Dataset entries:
————————

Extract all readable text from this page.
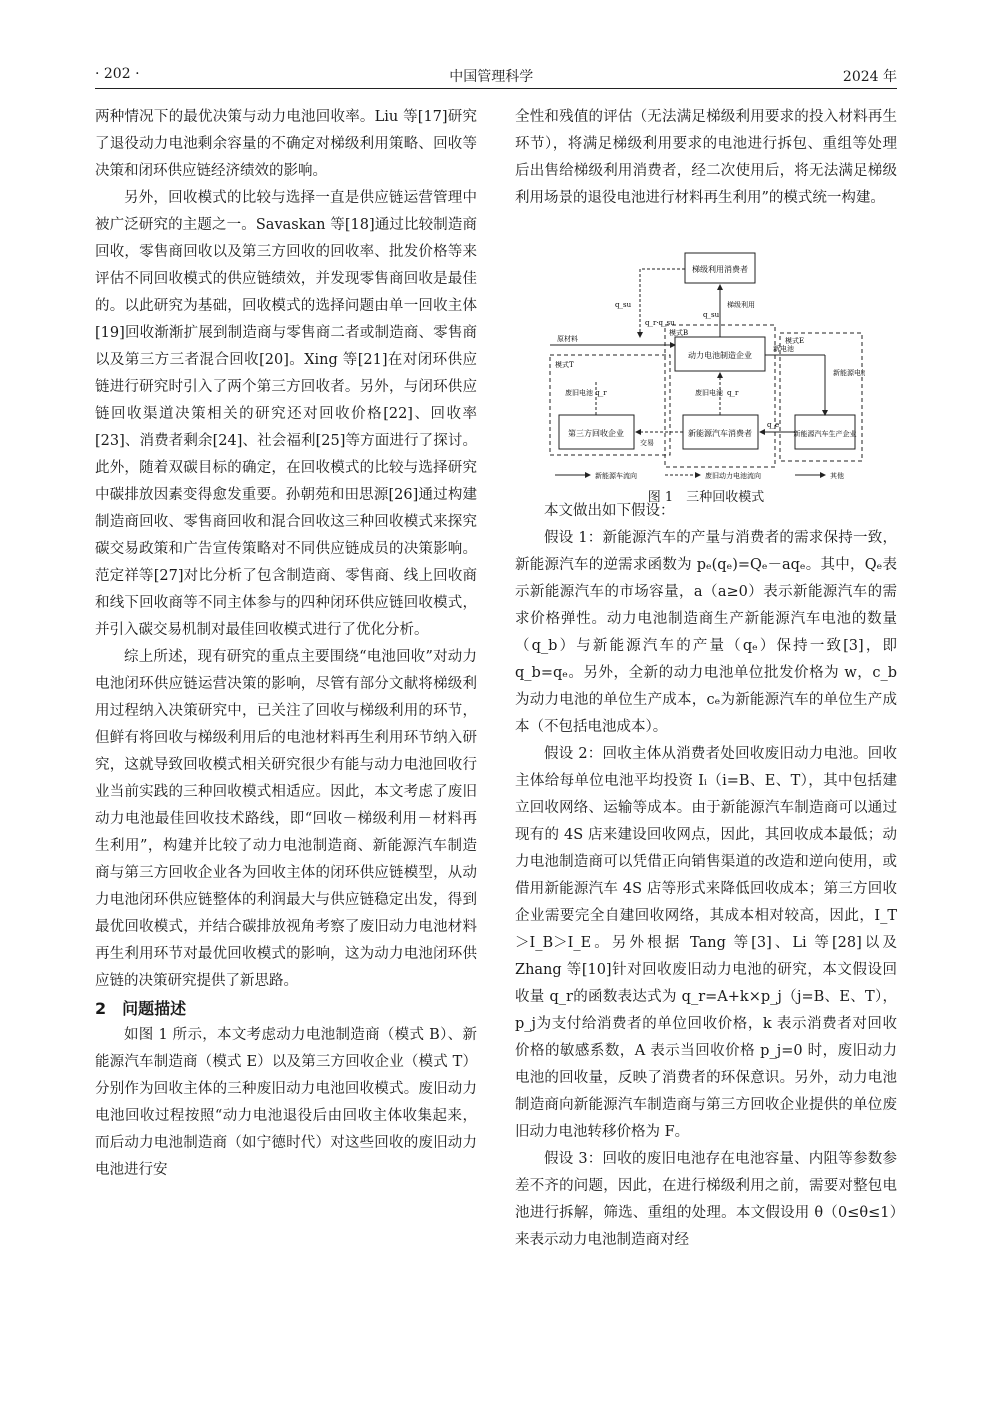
· 202 ·	中国管理科学	2024 年

两种情况下的最优决策与动力电池回收率。Liu 等[17]研究了退役动力电池剩余容量的不确定对梯级利用策略、回收等决策和闭环供应链经济绩效的影响。

另外，回收模式的比较与选择一直是供应链运营管理中被广泛研究的主题之一。Savaskan 等[18]通过比较制造商回收，零售商回收以及第三方回收的回收率、批发价格等来评估不同回收模式的供应链绩效，并发现零售商回收是最佳的。以此研究为基础，回收模式的选择问题由单一回收主体[19]回收渐渐扩展到制造商与零售商二者或制造商、零售商以及第三方三者混合回收[20]。Xing 等[21]在对闭环供应链进行研究时引入了两个第三方回收者。另外，与闭环供应链回收渠道决策相关的研究还对回收价格[22]、回收率[23]、消费者剩余[24]、社会福利[25]等方面进行了探讨。此外，随着双碳目标的确定，在回收模式的比较与选择研究中碳排放因素变得愈发重要。孙朝苑和田思源[26]通过构建制造商回收、零售商回收和混合回收这三种回收模式来探究碳交易政策和广告宣传策略对不同供应链成员的决策影响。范定祥等[27]对比分析了包含制造商、零售商、线上回收商和线下回收商等不同主体参与的四种闭环供应链回收模式，并引入碳交易机制对最佳回收模式进行了优化分析。

综上所述，现有研究的重点主要围绕“电池回收”对动力电池闭环供应链运营决策的影响，尽管有部分文献将梯级利用过程纳入决策研究中，已关注了回收与梯级利用的环节，但鲜有将回收与梯级利用后的电池材料再生利用环节纳入研究，这就导致回收模式相关研究很少有能与动力电池回收行业当前实践的三种回收模式相适应。因此，本文考虑了废旧动力电池最佳回收技术路线，即“回收－梯级利用－材料再生利用”，构建并比较了动力电池制造商、新能源汽车制造商与第三方回收企业各为回收主体的闭环供应链模型，从动力电池闭环供应链整体的利润最大与供应链稳定出发，得到最优回收模式，并结合碳排放视角考察了废旧动力电池材料再生利用环节对最优回收模式的影响，这为动力电池闭环供应链的决策研究提供了新思路。

2　问题描述

如图 1 所示，本文考虑动力电池制造商（模式 B）、新能源汽车制造商（模式 E）以及第三方回收企业（模式 T）分别作为回收主体的三种废旧动力电池回收模式。废旧动力电池回收过程按照“动力电池退役后由回收主体收集起来，而后动力电池制造商（如宁德时代）对这些回收的废旧动力电池进行安

全性和残值的评估（无法满足梯级利用要求的投入材料再生环节），将满足梯级利用要求的电池进行拆包、重组等处理后出售给梯级利用消费者，经二次使用后，将无法满足梯级利用场景的退役电池进行材料再生利用”的模式统一构建。

本文做出如下假设：

假设 1：新能源汽车的产量与消费者的需求保持一致，新能源汽车的逆需求函数为 pₑ(qₑ)=Qₑ－aqₑ。其中，Qₑ表示新能源汽车的市场容量，a（a≥0）表示新能源汽车的需求价格弹性。动力电池制造商生产新能源汽车电池的数量（q_b）与新能源汽车的产量（qₑ）保持一致[3]，即 q_b=qₑ。另外，全新的动力电池单位批发价格为 w，c_b为动力电池的单位生产成本，cₑ为新能源汽车的单位生产成本（不包括电池成本）。

假设 2：回收主体从消费者处回收废旧动力电池。回收主体给每单位电池平均投资 Iᵢ（i=B、E、T），其中包括建立回收网络、运输等成本。由于新能源汽车制造商可以通过现有的 4S 店来建设回收网点，因此，其回收成本最低；动力电池制造商可以凭借正向销售渠道的改造和逆向使用，或借用新能源汽车 4S 店等形式来降低回收成本；第三方回收企业需要完全自建回收网络，其成本相对较高，因此，I_T＞I_B＞I_E。另外根据 Tang 等[3]、Li 等[28]以及 Zhang 等[10]针对回收废旧动力电池的研究，本文假设回收量 q_r的函数表达式为 q_r=A+k×p_j（j=B、E、T），p_j为支付给消费者的单位回收价格，k 表示消费者对回收价格的敏感系数，A 表示当回收价格 p_j=0 时，废旧动力电池的回收量，反映了消费者的环保意识。另外，动力电池制造商向新能源汽车制造商与第三方回收企业提供的单位废旧动力电池转移价格为 F。

假设 3：回收的废旧电池存在电池容量、内阻等参数参差不齐的问题，因此，在进行梯级利用之前，需要对整包电池进行拆解，筛选、重组的处理。本文假设用 θ（0≤θ≤1）来表示动力电池制造商对经

梯级利用消费者
动力电池制造企业
第三方回收企业	新能源汽车消费者	新能源汽车生产企业
模式T
模式B
模式E
梯级利用
q_su
q_su
q_r·q_su
原材料
废旧电池 q_r
新电池
新能源电池
q_e
交易
废旧电池 q_r
新能源车流向	废旧动力电池流向	其他
图 1　三种回收模式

————————

Retype each entry precisely. Skip images entirely.

Extract all readable text from this page.
· 202 ·	中国管理科学	2024 年

两种情况下的最优决策与动力电池回收率。Liu 等[17]研究了退役动力电池剩余容量的不确定对梯级利用策略、回收等决策和闭环供应链经济绩效的影响。

另外，回收模式的比较与选择一直是供应链运营管理中被广泛研究的主题之一。Savaskan 等[18]通过比较制造商回收，零售商回收以及第三方回收的回收率、批发价格等来评估不同回收模式的供应链绩效，并发现零售商回收是最佳的。以此研究为基础，回收模式的选择问题由单一回收主体[19]回收渐渐扩展到制造商与零售商二者或制造商、零售商以及第三方三者混合回收[20]。Xing 等[21]在对闭环供应链进行研究时引入了两个第三方回收者。另外，与闭环供应链回收渠道决策相关的研究还对回收价格[22]、回收率[23]、消费者剩余[24]、社会福利[25]等方面进行了探讨。此外，随着双碳目标的确定，在回收模式的比较与选择研究中碳排放因素变得愈发重要。孙朝苑和田思源[26]通过构建制造商回收、零售商回收和混合回收这三种回收模式来探究碳交易政策和广告宣传策略对不同供应链成员的决策影响。范定祥等[27]对比分析了包含制造商、零售商、线上回收商和线下回收商等不同主体参与的四种闭环供应链回收模式，并引入碳交易机制对最佳回收模式进行了优化分析。

综上所述，现有研究的重点主要围绕“电池回收”对动力电池闭环供应链运营决策的影响，尽管有部分文献将梯级利用过程纳入决策研究中，已关注了回收与梯级利用的环节，但鲜有将回收与梯级利用后的电池材料再生利用环节纳入研究，这就导致回收模式相关研究很少有能与动力电池回收行业当前实践的三种回收模式相适应。因此，本文考虑了废旧动力电池最佳回收技术路线，即“回收－梯级利用－材料再生利用”，构建并比较了动力电池制造商、新能源汽车制造商与第三方回收企业各为回收主体的闭环供应链模型，从动力电池闭环供应链整体的利润最大与供应链稳定出发，得到最优回收模式，并结合碳排放视角考察了废旧动力电池材料再生利用环节对最优回收模式的影响，这为动力电池闭环供应链的决策研究提供了新思路。

2　问题描述

如图 1 所示，本文考虑动力电池制造商（模式 B）、新能源汽车制造商（模式 E）以及第三方回收企业（模式 T）分别作为回收主体的三种废旧动力电池回收模式。废旧动力电池回收过程按照“动力电池退役后由回收主体收集起来，而后动力电池制造商（如宁德时代）对这些回收的废旧动力电池进行安

全性和残值的评估（无法满足梯级利用要求的投入材料再生环节），将满足梯级利用要求的电池进行拆包、重组等处理后出售给梯级利用消费者，经二次使用后，将无法满足梯级利用场景的退役电池进行材料再生利用”的模式统一构建。

本文做出如下假设：

假设 1：新能源汽车的产量与消费者的需求保持一致，新能源汽车的逆需求函数为 pₑ(qₑ)=Qₑ－aqₑ。其中，Qₑ表示新能源汽车的市场容量，a（a≥0）表示新能源汽车的需求价格弹性。动力电池制造商生产新能源汽车电池的数量（q_b）与新能源汽车的产量（qₑ）保持一致[3]，即 q_b=qₑ。另外，全新的动力电池单位批发价格为 w，c_b为动力电池的单位生产成本，cₑ为新能源汽车的单位生产成本（不包括电池成本）。

假设 2：回收主体从消费者处回收废旧动力电池。回收主体给每单位电池平均投资 Iᵢ（i=B、E、T），其中包括建立回收网络、运输等成本。由于新能源汽车制造商可以通过现有的 4S 店来建设回收网点，因此，其回收成本最低；动力电池制造商可以凭借正向销售渠道的改造和逆向使用，或借用新能源汽车 4S 店等形式来降低回收成本；第三方回收企业需要完全自建回收网络，其成本相对较高，因此，I_T＞I_B＞I_E。另外根据 Tang 等[3]、Li 等[28]以及 Zhang 等[10]针对回收废旧动力电池的研究，本文假设回收量 q_r的函数表达式为 q_r=A+k×p_j（j=B、E、T），p_j为支付给消费者的单位回收价格，k 表示消费者对回收价格的敏感系数，A 表示当回收价格 p_j=0 时，废旧动力电池的回收量，反映了消费者的环保意识。另外，动力电池制造商向新能源汽车制造商与第三方回收企业提供的单位废旧动力电池转移价格为 F。

假设 3：回收的废旧电池存在电池容量、内阻等参数参差不齐的问题，因此，在进行梯级利用之前，需要对整包电池进行拆解，筛选、重组的处理。本文假设用 θ（0≤θ≤1）来表示动力电池制造商对经

梯级利用消费者
动力电池制造企业
第三方回收企业	新能源汽车消费者	新能源汽车生产企业
模式T
模式B
模式E
梯级利用
q_su
q_su
q_r·q_su
原材料
废旧电池 q_r
新电池
新能源电池
q_e
交易
废旧电池 q_r
新能源车流向	废旧动力电池流向	其他
图 1　三种回收模式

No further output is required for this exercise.